Stated problem →
Identify each line containing the word "services" and copy it.

Supplied records →
______________________________

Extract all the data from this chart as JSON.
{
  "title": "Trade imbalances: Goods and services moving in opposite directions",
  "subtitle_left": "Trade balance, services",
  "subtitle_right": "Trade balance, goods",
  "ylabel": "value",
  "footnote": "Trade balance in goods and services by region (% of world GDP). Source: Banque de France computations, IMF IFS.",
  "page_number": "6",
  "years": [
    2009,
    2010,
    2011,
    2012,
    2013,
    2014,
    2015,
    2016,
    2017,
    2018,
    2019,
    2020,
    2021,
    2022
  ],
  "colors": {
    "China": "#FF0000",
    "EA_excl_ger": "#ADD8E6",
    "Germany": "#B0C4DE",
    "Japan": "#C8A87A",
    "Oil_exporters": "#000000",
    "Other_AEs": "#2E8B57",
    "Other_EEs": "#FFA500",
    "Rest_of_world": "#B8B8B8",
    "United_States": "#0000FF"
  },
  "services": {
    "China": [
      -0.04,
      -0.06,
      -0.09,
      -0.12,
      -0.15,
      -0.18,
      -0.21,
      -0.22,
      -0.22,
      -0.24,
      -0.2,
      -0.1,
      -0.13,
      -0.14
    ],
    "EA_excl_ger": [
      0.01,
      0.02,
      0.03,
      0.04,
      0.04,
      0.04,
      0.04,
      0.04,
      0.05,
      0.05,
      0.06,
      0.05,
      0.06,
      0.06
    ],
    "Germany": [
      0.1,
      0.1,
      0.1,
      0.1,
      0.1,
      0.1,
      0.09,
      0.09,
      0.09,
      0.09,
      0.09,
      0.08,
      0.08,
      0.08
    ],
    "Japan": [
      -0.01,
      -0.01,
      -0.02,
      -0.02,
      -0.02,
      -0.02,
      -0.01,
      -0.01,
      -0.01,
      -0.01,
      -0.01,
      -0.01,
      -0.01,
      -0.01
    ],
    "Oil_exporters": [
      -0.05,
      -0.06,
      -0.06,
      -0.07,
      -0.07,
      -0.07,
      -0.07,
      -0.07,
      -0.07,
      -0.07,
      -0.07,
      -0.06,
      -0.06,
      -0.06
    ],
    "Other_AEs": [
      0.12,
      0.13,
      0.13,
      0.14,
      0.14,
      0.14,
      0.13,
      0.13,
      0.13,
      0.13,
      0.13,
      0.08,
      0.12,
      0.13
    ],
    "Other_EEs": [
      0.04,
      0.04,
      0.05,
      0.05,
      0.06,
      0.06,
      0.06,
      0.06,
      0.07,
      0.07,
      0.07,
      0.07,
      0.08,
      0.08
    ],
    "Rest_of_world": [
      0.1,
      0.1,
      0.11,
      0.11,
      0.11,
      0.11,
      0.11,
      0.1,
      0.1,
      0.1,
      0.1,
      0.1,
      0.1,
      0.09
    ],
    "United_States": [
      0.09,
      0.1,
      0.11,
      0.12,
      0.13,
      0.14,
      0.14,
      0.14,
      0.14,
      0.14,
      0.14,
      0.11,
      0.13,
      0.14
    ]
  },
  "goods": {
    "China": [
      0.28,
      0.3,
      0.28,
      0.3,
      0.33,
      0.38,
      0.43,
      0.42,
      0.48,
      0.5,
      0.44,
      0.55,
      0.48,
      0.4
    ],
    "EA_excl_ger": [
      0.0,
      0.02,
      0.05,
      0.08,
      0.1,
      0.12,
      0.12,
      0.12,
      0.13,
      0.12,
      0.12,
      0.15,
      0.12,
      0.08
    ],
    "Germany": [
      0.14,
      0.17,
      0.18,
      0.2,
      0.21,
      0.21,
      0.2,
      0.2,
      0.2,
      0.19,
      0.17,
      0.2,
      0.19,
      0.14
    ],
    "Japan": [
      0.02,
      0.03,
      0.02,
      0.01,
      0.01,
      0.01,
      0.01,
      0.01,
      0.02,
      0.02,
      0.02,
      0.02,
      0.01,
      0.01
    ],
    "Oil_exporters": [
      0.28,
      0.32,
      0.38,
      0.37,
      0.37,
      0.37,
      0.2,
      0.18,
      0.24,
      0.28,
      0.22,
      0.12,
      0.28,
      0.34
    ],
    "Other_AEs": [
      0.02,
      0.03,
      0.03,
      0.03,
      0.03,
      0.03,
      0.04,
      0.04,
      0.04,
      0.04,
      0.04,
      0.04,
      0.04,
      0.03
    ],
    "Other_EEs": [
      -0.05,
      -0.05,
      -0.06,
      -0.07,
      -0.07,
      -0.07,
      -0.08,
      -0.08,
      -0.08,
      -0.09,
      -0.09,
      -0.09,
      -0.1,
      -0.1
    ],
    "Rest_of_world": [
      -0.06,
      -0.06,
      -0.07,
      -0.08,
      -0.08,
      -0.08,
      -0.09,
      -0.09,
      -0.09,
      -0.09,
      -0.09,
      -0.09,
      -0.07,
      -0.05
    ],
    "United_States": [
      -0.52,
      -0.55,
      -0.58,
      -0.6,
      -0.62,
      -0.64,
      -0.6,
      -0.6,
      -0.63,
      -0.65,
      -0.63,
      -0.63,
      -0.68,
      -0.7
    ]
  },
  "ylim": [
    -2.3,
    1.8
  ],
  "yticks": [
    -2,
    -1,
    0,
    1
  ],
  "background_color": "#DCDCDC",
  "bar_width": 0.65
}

______________________________

Answer to the exercise →
  "title": "Trade imbalances: Goods and services moving in opposite directions",
  "subtitle_left": "Trade balance, services",
  "footnote": "Trade balance in goods and services by region (% of world GDP). Source: Banque de France computations, IMF IFS.",
  "services": {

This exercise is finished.